DIRECTIONS FOR THIS TASK => Will you output all of the data below exactly, omitting the images?

RECORD EXTRACTS =>
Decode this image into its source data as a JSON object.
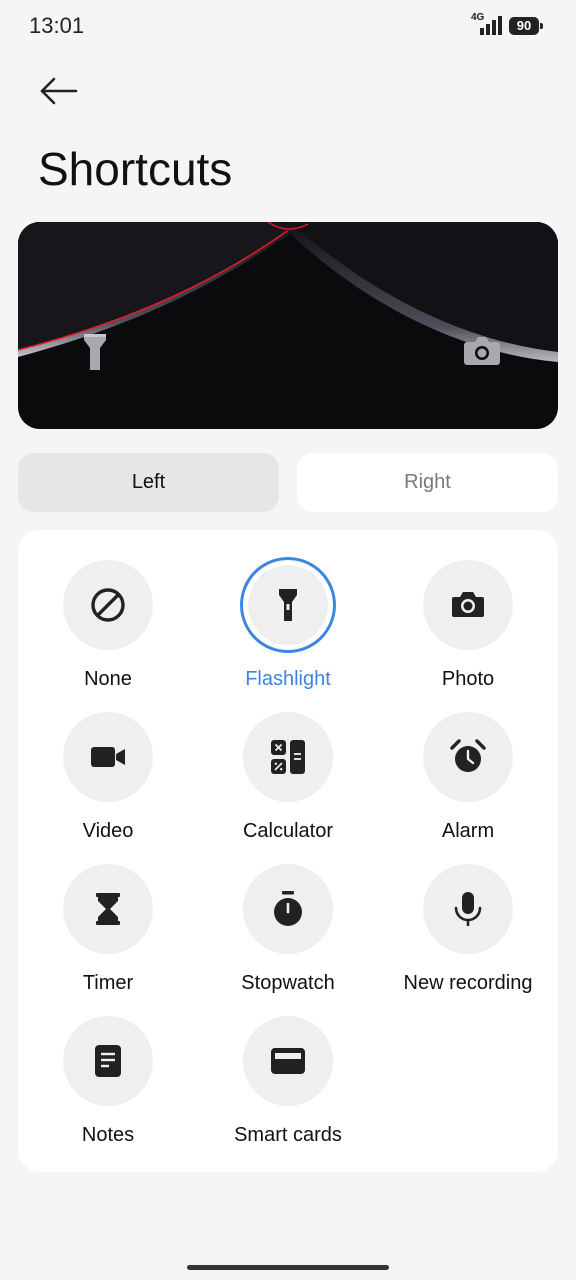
{
  "status_bar": {
    "time": "13:01",
    "network": "4G",
    "battery": "90"
  },
  "header": {
    "back_icon": "arrow-left-icon",
    "title": "Shortcuts"
  },
  "preview": {
    "left_icon": "flashlight-icon",
    "right_icon": "camera-icon"
  },
  "tabs": [
    {
      "label": "Left",
      "selected": true
    },
    {
      "label": "Right",
      "selected": false
    }
  ],
  "options": [
    {
      "label": "None",
      "icon": "none-icon",
      "selected": false
    },
    {
      "label": "Flashlight",
      "icon": "flashlight-icon",
      "selected": true
    },
    {
      "label": "Photo",
      "icon": "camera-icon",
      "selected": false
    },
    {
      "label": "Video",
      "icon": "video-icon",
      "selected": false
    },
    {
      "label": "Calculator",
      "icon": "calculator-icon",
      "selected": false
    },
    {
      "label": "Alarm",
      "icon": "alarm-icon",
      "selected": false
    },
    {
      "label": "Timer",
      "icon": "hourglass-icon",
      "selected": false
    },
    {
      "label": "Stopwatch",
      "icon": "stopwatch-icon",
      "selected": false
    },
    {
      "label": "New recording",
      "icon": "microphone-icon",
      "selected": false
    },
    {
      "label": "Notes",
      "icon": "notes-icon",
      "selected": false
    },
    {
      "label": "Smart cards",
      "icon": "card-icon",
      "selected": false
    }
  ],
  "colors": {
    "accent": "#3b86e0",
    "background": "#f5f5f5",
    "card": "#ffffff",
    "icon_bg": "#efefef"
  }
}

ANSWER TO THE EXERCISE =>
Decode this image into its source data as a JSON object.
{
  "status_bar": {
    "time": "13:01",
    "network": "4G",
    "battery": "90"
  },
  "header": {
    "back_icon": "arrow-left-icon",
    "title": "Shortcuts"
  },
  "preview": {
    "left_icon": "flashlight-icon",
    "right_icon": "camera-icon"
  },
  "tabs": [
    {
      "label": "Left",
      "selected": true
    },
    {
      "label": "Right",
      "selected": false
    }
  ],
  "options": [
    {
      "label": "None",
      "icon": "none-icon",
      "selected": false
    },
    {
      "label": "Flashlight",
      "icon": "flashlight-icon",
      "selected": true
    },
    {
      "label": "Photo",
      "icon": "camera-icon",
      "selected": false
    },
    {
      "label": "Video",
      "icon": "video-icon",
      "selected": false
    },
    {
      "label": "Calculator",
      "icon": "calculator-icon",
      "selected": false
    },
    {
      "label": "Alarm",
      "icon": "alarm-icon",
      "selected": false
    },
    {
      "label": "Timer",
      "icon": "hourglass-icon",
      "selected": false
    },
    {
      "label": "Stopwatch",
      "icon": "stopwatch-icon",
      "selected": false
    },
    {
      "label": "New recording",
      "icon": "microphone-icon",
      "selected": false
    },
    {
      "label": "Notes",
      "icon": "notes-icon",
      "selected": false
    },
    {
      "label": "Smart cards",
      "icon": "card-icon",
      "selected": false
    }
  ],
  "colors": {
    "accent": "#3b86e0",
    "background": "#f5f5f5",
    "card": "#ffffff",
    "icon_bg": "#efefef"
  }
}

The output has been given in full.